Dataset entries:

....

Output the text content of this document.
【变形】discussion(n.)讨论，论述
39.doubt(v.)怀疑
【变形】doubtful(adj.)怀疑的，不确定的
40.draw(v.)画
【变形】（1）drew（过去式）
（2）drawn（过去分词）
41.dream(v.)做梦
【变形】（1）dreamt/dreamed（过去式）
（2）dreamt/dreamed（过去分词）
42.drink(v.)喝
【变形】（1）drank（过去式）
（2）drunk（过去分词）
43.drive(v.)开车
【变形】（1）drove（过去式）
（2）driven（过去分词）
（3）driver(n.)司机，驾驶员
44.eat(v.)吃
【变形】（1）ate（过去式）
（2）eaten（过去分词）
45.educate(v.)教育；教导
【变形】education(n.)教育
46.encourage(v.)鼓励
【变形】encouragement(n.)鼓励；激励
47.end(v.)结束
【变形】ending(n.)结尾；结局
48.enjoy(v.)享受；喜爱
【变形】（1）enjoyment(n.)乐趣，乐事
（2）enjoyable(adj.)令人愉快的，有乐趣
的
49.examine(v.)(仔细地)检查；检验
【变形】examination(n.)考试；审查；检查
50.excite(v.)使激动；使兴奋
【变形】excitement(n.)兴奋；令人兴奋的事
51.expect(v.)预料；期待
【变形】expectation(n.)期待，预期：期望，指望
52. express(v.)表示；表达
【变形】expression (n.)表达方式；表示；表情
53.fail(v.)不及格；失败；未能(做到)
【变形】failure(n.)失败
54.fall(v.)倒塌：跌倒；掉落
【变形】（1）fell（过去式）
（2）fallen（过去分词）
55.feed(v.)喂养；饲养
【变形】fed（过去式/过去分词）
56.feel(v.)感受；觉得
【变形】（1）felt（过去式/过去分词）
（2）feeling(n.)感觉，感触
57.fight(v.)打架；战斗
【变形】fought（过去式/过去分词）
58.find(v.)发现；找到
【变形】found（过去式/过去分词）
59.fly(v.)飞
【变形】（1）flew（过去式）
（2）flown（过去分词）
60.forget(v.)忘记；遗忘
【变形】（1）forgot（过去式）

....

- [SHORT EXERCISE] Please repeat the material above, word for word and in full.

- [REPLY]
Output the text content of this document.
【变形】discussion(n.)讨论，论述
39.doubt(v.)怀疑
【变形】doubtful(adj.)怀疑的，不确定的
40.draw(v.)画
【变形】（1）drew（过去式）
（2）drawn（过去分词）
41.dream(v.)做梦
【变形】（1）dreamt/dreamed（过去式）
（2）dreamt/dreamed（过去分词）
42.drink(v.)喝
【变形】（1）drank（过去式）
（2）drunk（过去分词）
43.drive(v.)开车
【变形】（1）drove（过去式）
（2）driven（过去分词）
（3）driver(n.)司机，驾驶员
44.eat(v.)吃
【变形】（1）ate（过去式）
（2）eaten（过去分词）
45.educate(v.)教育；教导
【变形】education(n.)教育
46.encourage(v.)鼓励
【变形】encouragement(n.)鼓励；激励
47.end(v.)结束
【变形】ending(n.)结尾；结局
48.enjoy(v.)享受；喜爱
【变形】（1）enjoyment(n.)乐趣，乐事
（2）enjoyable(adj.)令人愉快的，有乐趣
的
49.examine(v.)(仔细地)检查；检验
【变形】examination(n.)考试；审查；检查
50.excite(v.)使激动；使兴奋
【变形】excitement(n.)兴奋；令人兴奋的事
51.expect(v.)预料；期待
【变形】expectation(n.)期待，预期：期望，指望
52. express(v.)表示；表达
【变形】expression (n.)表达方式；表示；表情
53.fail(v.)不及格；失败；未能(做到)
【变形】failure(n.)失败
54.fall(v.)倒塌：跌倒；掉落
【变形】（1）fell（过去式）
（2）fallen（过去分词）
55.feed(v.)喂养；饲养
【变形】fed（过去式/过去分词）
56.feel(v.)感受；觉得
【变形】（1）felt（过去式/过去分词）
（2）feeling(n.)感觉，感触
57.fight(v.)打架；战斗
【变形】fought（过去式/过去分词）
58.find(v.)发现；找到
【变形】found（过去式/过去分词）
59.fly(v.)飞
【变形】（1）flew（过去式）
（2）flown（过去分词）
60.forget(v.)忘记；遗忘
【变形】（1）forgot（过去式）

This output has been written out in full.